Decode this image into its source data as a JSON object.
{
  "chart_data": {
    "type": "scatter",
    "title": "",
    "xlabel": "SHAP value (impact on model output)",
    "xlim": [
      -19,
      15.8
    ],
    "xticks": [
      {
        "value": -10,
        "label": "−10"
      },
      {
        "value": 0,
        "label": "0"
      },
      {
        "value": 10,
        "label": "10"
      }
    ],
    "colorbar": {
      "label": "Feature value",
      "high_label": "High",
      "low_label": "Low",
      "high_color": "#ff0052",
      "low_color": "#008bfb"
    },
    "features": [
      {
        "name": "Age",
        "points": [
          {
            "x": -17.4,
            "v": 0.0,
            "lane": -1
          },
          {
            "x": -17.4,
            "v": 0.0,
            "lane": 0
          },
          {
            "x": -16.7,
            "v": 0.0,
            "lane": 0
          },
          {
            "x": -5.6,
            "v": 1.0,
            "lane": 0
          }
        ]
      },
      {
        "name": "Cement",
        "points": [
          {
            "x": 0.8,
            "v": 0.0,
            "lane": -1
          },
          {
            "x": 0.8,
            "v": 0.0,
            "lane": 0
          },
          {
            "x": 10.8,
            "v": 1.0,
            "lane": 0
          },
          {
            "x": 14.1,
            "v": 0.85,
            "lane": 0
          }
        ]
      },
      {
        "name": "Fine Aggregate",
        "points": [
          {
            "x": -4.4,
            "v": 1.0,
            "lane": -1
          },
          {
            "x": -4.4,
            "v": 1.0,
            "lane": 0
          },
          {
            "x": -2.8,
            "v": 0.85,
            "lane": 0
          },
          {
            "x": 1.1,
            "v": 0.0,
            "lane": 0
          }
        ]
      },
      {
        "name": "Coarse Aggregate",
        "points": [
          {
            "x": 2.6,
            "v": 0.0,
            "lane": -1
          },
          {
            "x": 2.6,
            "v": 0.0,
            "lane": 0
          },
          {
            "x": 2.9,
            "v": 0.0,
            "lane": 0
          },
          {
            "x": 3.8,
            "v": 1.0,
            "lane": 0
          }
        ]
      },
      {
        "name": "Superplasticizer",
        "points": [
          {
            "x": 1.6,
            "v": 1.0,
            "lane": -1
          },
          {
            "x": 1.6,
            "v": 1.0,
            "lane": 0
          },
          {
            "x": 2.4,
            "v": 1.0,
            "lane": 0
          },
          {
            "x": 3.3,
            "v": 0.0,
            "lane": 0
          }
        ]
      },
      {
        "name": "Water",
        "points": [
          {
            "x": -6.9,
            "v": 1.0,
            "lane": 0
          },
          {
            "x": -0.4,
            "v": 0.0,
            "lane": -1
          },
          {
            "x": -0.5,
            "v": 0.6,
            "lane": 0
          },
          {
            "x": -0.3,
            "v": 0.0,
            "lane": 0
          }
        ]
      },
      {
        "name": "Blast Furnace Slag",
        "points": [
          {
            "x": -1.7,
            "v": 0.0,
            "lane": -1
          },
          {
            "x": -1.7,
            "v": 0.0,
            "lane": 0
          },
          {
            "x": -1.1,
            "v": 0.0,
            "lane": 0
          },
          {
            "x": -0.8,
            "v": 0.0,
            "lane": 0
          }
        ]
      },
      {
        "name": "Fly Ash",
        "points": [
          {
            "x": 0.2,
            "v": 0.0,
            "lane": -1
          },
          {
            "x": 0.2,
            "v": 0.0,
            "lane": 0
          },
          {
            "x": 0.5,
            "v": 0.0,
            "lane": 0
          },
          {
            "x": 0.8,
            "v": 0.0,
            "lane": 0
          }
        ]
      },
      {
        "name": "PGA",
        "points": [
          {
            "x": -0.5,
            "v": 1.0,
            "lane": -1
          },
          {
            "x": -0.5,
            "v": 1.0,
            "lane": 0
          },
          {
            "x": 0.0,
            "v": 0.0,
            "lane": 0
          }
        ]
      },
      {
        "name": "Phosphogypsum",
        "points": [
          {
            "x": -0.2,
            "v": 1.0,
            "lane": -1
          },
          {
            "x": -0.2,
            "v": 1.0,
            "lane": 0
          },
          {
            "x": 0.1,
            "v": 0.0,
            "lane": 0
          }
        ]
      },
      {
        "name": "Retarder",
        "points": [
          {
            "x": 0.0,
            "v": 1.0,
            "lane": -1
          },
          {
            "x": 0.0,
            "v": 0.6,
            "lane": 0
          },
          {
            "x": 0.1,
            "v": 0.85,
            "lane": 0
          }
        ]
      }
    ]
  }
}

--------

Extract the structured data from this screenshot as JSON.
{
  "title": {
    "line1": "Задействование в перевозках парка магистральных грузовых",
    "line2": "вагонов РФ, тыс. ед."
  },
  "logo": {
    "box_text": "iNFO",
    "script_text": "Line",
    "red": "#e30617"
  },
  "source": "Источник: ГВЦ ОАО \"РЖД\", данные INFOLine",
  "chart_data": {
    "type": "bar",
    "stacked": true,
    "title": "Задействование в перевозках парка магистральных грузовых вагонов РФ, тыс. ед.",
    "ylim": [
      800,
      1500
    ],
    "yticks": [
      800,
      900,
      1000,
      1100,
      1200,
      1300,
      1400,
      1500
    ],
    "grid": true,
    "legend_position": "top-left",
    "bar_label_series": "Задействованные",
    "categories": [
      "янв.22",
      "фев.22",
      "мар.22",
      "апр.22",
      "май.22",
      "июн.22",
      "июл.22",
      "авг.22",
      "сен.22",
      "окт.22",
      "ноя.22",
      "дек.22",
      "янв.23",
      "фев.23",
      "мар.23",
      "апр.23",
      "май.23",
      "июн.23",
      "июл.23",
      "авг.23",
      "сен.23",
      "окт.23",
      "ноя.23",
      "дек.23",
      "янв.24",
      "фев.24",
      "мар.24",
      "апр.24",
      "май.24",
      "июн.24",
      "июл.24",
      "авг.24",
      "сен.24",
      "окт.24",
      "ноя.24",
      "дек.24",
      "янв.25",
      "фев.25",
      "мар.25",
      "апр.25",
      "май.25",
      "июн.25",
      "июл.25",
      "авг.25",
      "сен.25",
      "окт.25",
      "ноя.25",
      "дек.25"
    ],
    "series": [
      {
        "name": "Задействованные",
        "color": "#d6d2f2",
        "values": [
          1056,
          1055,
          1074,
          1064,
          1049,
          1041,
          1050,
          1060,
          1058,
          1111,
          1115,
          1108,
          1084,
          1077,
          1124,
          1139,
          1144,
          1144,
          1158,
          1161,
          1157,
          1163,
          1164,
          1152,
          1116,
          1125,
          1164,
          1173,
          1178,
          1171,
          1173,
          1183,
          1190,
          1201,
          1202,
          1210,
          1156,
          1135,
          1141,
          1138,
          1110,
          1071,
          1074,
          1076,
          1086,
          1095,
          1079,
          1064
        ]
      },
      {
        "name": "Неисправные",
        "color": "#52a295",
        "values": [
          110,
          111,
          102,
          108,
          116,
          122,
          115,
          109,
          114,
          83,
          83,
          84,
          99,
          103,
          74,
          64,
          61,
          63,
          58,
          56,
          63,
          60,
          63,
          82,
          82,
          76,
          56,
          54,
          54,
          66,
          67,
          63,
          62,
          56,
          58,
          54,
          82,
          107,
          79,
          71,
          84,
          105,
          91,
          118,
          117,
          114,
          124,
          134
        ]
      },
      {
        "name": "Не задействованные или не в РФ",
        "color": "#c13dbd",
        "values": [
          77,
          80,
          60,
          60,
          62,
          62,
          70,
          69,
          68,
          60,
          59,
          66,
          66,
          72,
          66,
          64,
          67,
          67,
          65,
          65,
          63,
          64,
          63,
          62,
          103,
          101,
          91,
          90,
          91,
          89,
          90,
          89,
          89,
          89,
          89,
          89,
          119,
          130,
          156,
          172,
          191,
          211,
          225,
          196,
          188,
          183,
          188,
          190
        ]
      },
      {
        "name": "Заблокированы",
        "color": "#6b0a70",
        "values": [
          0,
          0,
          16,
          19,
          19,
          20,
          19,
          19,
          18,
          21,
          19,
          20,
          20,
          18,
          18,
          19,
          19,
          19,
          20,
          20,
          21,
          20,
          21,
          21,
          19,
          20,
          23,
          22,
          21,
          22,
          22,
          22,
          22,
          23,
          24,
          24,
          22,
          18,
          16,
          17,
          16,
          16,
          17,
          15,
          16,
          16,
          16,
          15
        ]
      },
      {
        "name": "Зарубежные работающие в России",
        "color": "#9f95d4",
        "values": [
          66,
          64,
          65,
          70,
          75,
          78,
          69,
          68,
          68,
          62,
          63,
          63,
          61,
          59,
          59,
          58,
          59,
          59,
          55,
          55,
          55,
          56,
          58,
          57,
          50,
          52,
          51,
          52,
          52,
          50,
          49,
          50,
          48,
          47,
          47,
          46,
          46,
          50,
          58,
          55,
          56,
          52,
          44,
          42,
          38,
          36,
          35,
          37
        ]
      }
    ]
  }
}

--------

Prompt: Gather all lines from the listing above in which "this" occurs.

Reply:
Decode this image into its source data as a JSON object.
Extract the structured data from this screenshot as JSON.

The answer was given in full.